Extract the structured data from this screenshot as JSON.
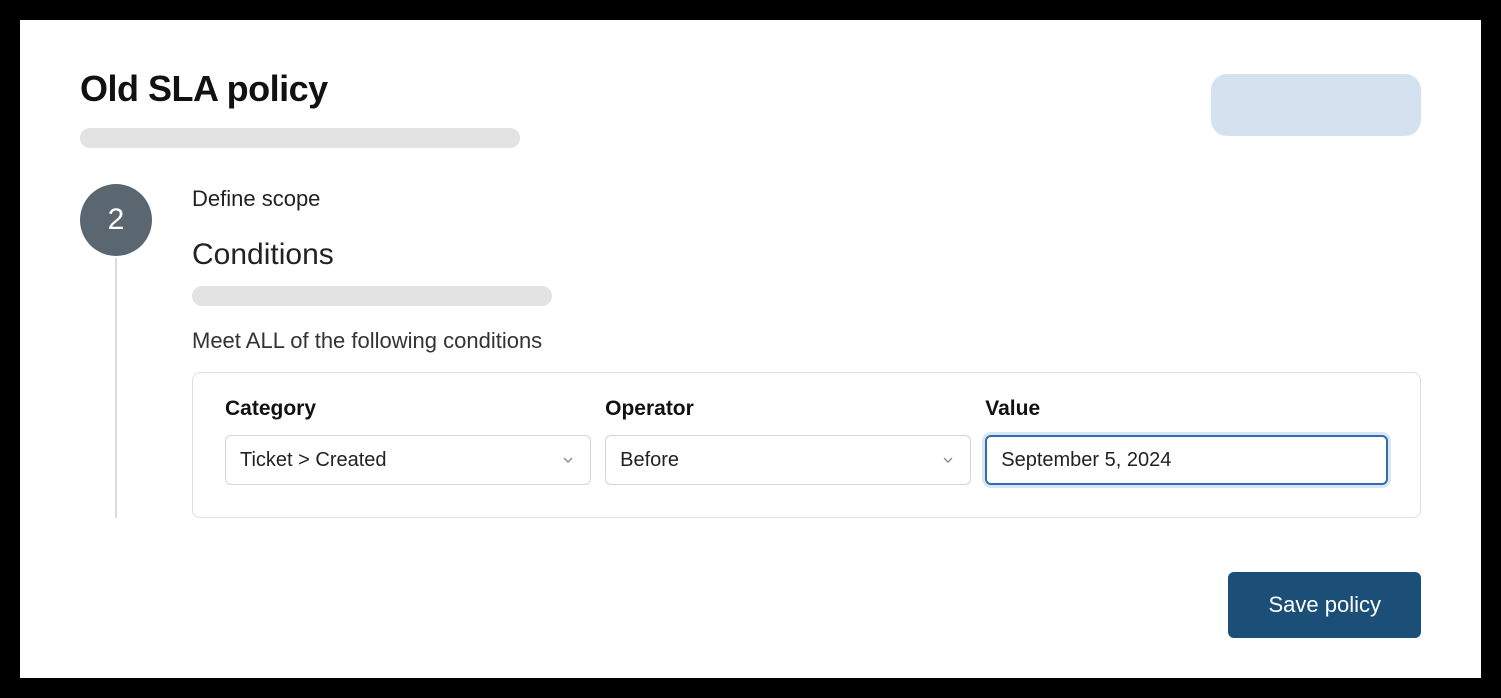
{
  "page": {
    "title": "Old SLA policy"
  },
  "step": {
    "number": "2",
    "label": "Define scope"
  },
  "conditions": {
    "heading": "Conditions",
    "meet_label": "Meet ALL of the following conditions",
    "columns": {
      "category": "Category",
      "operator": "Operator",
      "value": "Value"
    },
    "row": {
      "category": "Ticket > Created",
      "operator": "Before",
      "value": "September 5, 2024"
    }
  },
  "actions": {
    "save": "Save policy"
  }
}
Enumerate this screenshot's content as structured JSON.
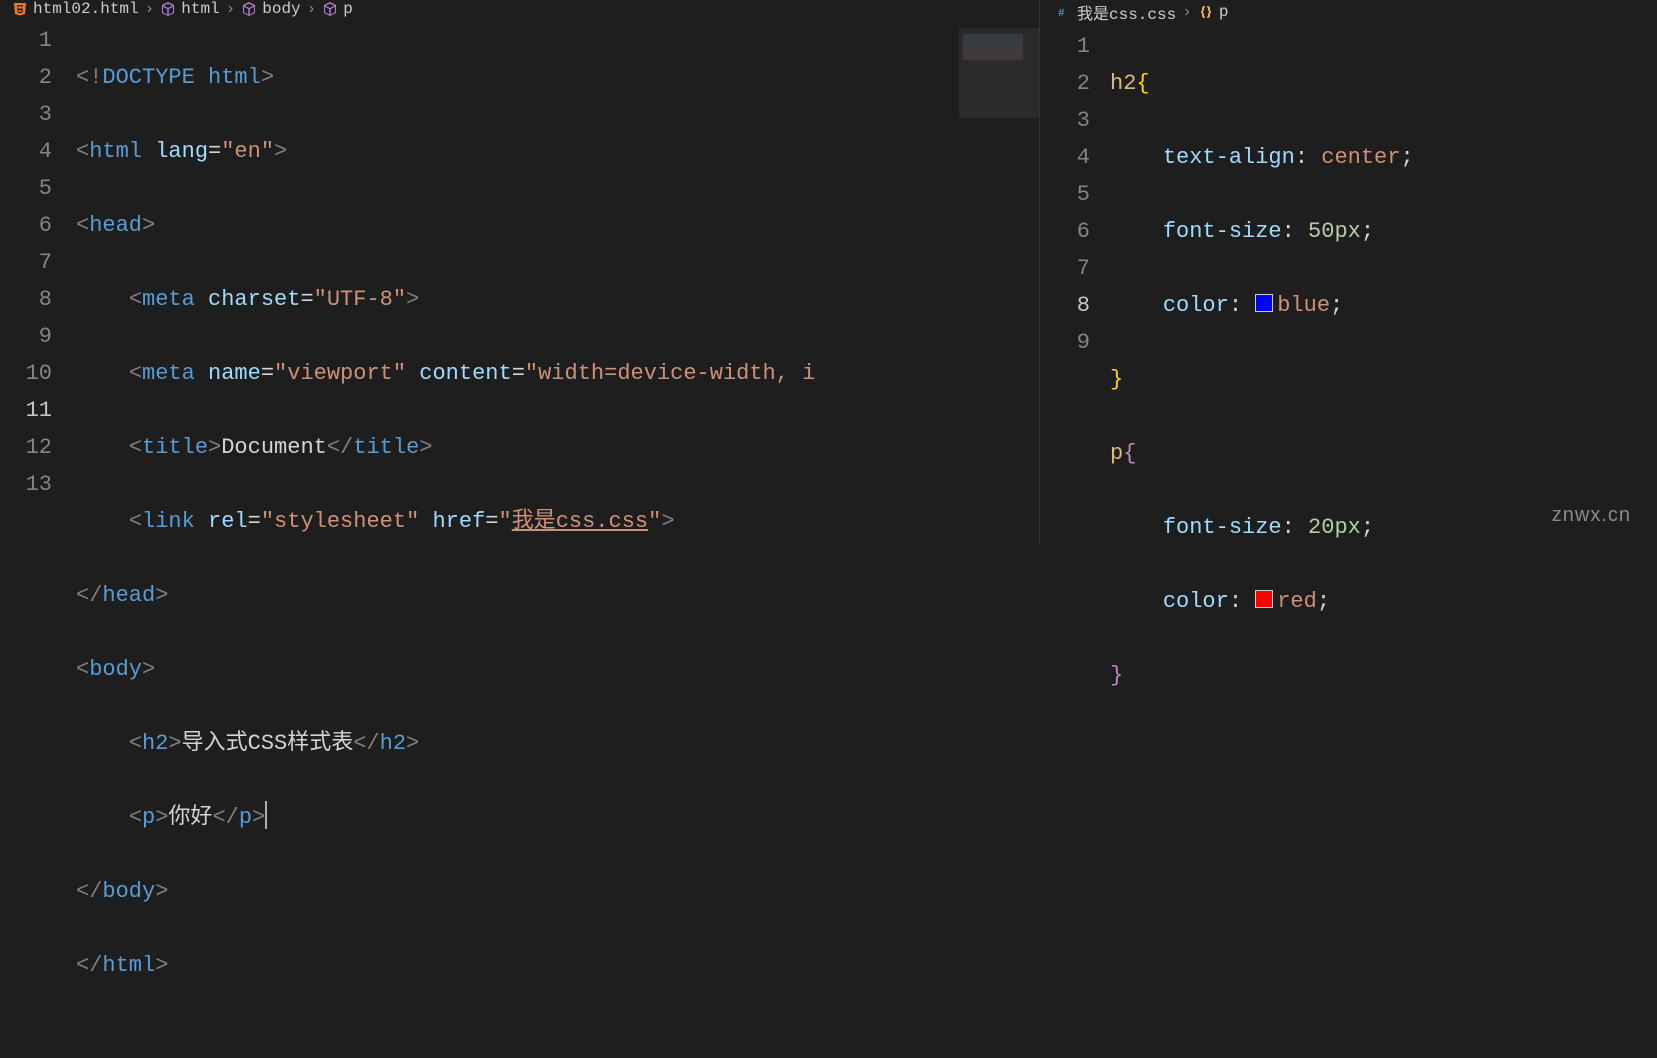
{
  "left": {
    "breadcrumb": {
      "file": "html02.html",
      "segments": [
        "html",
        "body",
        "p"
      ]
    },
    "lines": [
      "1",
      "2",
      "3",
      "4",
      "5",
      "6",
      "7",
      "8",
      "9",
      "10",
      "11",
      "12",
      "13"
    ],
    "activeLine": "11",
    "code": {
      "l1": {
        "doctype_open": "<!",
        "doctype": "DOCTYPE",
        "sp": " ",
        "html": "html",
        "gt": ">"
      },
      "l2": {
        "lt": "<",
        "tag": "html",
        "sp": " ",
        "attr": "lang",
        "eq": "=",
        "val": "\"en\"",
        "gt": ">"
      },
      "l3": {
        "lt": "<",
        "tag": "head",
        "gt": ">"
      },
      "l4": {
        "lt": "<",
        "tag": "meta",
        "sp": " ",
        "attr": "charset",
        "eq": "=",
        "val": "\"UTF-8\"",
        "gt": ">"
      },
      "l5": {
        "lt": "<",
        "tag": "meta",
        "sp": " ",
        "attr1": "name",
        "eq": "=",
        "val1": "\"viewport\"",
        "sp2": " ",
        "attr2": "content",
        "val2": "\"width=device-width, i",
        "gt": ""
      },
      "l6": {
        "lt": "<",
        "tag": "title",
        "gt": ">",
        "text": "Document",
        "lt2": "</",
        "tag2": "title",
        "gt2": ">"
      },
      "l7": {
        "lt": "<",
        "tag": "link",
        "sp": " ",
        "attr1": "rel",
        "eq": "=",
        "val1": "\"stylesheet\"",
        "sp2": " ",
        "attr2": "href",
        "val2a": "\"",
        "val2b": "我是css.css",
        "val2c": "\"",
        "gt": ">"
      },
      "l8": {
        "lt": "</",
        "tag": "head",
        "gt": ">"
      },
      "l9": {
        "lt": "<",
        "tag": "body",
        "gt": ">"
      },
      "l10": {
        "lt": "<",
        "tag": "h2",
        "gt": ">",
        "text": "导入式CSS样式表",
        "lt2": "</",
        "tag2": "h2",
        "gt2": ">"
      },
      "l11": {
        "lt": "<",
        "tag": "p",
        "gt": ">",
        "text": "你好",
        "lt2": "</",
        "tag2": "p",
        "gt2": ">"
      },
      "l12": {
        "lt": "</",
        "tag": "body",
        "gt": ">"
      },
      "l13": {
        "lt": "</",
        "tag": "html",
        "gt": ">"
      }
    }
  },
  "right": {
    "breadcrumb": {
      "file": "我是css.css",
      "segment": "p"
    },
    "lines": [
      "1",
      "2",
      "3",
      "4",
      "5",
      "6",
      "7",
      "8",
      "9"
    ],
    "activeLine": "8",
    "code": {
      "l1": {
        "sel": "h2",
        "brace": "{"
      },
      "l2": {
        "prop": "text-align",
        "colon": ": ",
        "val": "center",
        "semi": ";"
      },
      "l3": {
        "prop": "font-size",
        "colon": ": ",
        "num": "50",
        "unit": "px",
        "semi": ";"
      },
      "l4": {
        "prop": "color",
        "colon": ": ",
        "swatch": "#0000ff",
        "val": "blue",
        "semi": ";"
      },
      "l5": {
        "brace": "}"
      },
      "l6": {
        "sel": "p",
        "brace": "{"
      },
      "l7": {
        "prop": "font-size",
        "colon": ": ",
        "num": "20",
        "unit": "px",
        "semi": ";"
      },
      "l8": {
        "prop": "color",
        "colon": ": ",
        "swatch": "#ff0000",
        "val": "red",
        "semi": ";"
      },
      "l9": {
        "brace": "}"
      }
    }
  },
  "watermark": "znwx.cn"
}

## Request
Give an exact copy of the material, leaving out every picture.

## Output for this task
Extract the structured data from this screenshot as JSON.
{
  "page": {
    "title": "Old SLA policy"
  },
  "step": {
    "number": "2",
    "label": "Define scope"
  },
  "conditions": {
    "heading": "Conditions",
    "meet_label": "Meet ALL of the following conditions",
    "columns": {
      "category": "Category",
      "operator": "Operator",
      "value": "Value"
    },
    "row": {
      "category": "Ticket > Created",
      "operator": "Before",
      "value": "September 5, 2024"
    }
  },
  "actions": {
    "save": "Save policy"
  }
}
Enumerate this screenshot's content as structured JSON.
{
  "left": {
    "breadcrumb": {
      "file": "html02.html",
      "segments": [
        "html",
        "body",
        "p"
      ]
    },
    "lines": [
      "1",
      "2",
      "3",
      "4",
      "5",
      "6",
      "7",
      "8",
      "9",
      "10",
      "11",
      "12",
      "13"
    ],
    "activeLine": "11",
    "code": {
      "l1": {
        "doctype_open": "<!",
        "doctype": "DOCTYPE",
        "sp": " ",
        "html": "html",
        "gt": ">"
      },
      "l2": {
        "lt": "<",
        "tag": "html",
        "sp": " ",
        "attr": "lang",
        "eq": "=",
        "val": "\"en\"",
        "gt": ">"
      },
      "l3": {
        "lt": "<",
        "tag": "head",
        "gt": ">"
      },
      "l4": {
        "lt": "<",
        "tag": "meta",
        "sp": " ",
        "attr": "charset",
        "eq": "=",
        "val": "\"UTF-8\"",
        "gt": ">"
      },
      "l5": {
        "lt": "<",
        "tag": "meta",
        "sp": " ",
        "attr1": "name",
        "eq": "=",
        "val1": "\"viewport\"",
        "sp2": " ",
        "attr2": "content",
        "val2": "\"width=device-width, i",
        "gt": ""
      },
      "l6": {
        "lt": "<",
        "tag": "title",
        "gt": ">",
        "text": "Document",
        "lt2": "</",
        "tag2": "title",
        "gt2": ">"
      },
      "l7": {
        "lt": "<",
        "tag": "link",
        "sp": " ",
        "attr1": "rel",
        "eq": "=",
        "val1": "\"stylesheet\"",
        "sp2": " ",
        "attr2": "href",
        "val2a": "\"",
        "val2b": "我是css.css",
        "val2c": "\"",
        "gt": ">"
      },
      "l8": {
        "lt": "</",
        "tag": "head",
        "gt": ">"
      },
      "l9": {
        "lt": "<",
        "tag": "body",
        "gt": ">"
      },
      "l10": {
        "lt": "<",
        "tag": "h2",
        "gt": ">",
        "text": "导入式CSS样式表",
        "lt2": "</",
        "tag2": "h2",
        "gt2": ">"
      },
      "l11": {
        "lt": "<",
        "tag": "p",
        "gt": ">",
        "text": "你好",
        "lt2": "</",
        "tag2": "p",
        "gt2": ">"
      },
      "l12": {
        "lt": "</",
        "tag": "body",
        "gt": ">"
      },
      "l13": {
        "lt": "</",
        "tag": "html",
        "gt": ">"
      }
    }
  },
  "right": {
    "breadcrumb": {
      "file": "我是css.css",
      "segment": "p"
    },
    "lines": [
      "1",
      "2",
      "3",
      "4",
      "5",
      "6",
      "7",
      "8",
      "9"
    ],
    "activeLine": "8",
    "code": {
      "l1": {
        "sel": "h2",
        "brace": "{"
      },
      "l2": {
        "prop": "text-align",
        "colon": ": ",
        "val": "center",
        "semi": ";"
      },
      "l3": {
        "prop": "font-size",
        "colon": ": ",
        "num": "50",
        "unit": "px",
        "semi": ";"
      },
      "l4": {
        "prop": "color",
        "colon": ": ",
        "swatch": "#0000ff",
        "val": "blue",
        "semi": ";"
      },
      "l5": {
        "brace": "}"
      },
      "l6": {
        "sel": "p",
        "brace": "{"
      },
      "l7": {
        "prop": "font-size",
        "colon": ": ",
        "num": "20",
        "unit": "px",
        "semi": ";"
      },
      "l8": {
        "prop": "color",
        "colon": ": ",
        "swatch": "#ff0000",
        "val": "red",
        "semi": ";"
      },
      "l9": {
        "brace": "}"
      }
    }
  },
  "watermark": "znwx.cn"
}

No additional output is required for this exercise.